### WHAT TO PRODUCE:
Among the lines below, list those containing the string "title".

### STORED DATA:
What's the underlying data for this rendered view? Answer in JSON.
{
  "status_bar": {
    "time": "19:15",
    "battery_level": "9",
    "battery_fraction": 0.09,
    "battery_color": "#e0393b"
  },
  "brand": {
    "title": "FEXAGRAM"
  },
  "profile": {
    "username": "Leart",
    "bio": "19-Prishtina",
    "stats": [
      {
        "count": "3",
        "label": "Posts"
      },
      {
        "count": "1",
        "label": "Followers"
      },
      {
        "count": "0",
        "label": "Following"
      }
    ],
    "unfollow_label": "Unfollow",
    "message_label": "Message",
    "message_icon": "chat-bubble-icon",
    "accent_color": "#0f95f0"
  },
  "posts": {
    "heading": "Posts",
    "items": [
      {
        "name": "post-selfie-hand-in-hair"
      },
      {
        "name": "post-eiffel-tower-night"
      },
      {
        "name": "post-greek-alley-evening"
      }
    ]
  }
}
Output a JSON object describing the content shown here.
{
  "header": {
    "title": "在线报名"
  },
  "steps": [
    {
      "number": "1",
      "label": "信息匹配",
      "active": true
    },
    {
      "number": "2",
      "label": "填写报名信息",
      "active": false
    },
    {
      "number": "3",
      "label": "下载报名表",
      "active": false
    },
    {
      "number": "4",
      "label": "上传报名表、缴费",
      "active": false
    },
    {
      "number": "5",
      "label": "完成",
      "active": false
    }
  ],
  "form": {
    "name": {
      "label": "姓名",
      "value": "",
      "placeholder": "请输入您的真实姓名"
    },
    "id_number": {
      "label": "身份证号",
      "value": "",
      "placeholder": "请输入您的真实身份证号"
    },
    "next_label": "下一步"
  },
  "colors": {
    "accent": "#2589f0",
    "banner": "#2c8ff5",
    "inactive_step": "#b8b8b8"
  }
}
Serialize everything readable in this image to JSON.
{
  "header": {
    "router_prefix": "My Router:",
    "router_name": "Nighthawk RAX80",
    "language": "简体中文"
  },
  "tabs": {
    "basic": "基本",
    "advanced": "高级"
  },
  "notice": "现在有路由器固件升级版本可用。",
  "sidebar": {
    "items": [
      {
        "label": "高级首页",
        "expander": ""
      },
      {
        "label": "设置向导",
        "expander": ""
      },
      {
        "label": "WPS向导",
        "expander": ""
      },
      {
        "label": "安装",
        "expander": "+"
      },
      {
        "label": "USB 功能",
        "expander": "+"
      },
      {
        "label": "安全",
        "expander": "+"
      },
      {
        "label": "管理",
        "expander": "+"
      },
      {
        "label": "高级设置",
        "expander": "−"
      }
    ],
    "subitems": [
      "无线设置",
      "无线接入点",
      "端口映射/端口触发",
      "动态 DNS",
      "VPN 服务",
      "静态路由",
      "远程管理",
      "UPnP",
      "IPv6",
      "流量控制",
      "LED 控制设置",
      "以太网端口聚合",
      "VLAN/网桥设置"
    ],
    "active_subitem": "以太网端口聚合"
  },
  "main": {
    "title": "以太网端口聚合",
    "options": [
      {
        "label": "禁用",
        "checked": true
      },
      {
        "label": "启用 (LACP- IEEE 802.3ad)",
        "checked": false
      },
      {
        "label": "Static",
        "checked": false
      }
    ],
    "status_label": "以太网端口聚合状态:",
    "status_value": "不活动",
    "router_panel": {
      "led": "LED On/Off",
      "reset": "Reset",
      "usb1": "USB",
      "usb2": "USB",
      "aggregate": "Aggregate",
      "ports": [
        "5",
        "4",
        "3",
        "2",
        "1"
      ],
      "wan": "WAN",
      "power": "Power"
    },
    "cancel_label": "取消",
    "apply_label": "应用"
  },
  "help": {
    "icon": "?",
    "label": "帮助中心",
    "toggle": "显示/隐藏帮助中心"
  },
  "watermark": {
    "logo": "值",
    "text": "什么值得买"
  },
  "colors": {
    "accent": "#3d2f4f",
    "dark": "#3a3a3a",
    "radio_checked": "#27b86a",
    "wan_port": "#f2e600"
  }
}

### SOLUTION TO THIS PROBLEM:
    "title": "FEXAGRAM"
    "title": "在线报名"
    "title": "以太网端口聚合",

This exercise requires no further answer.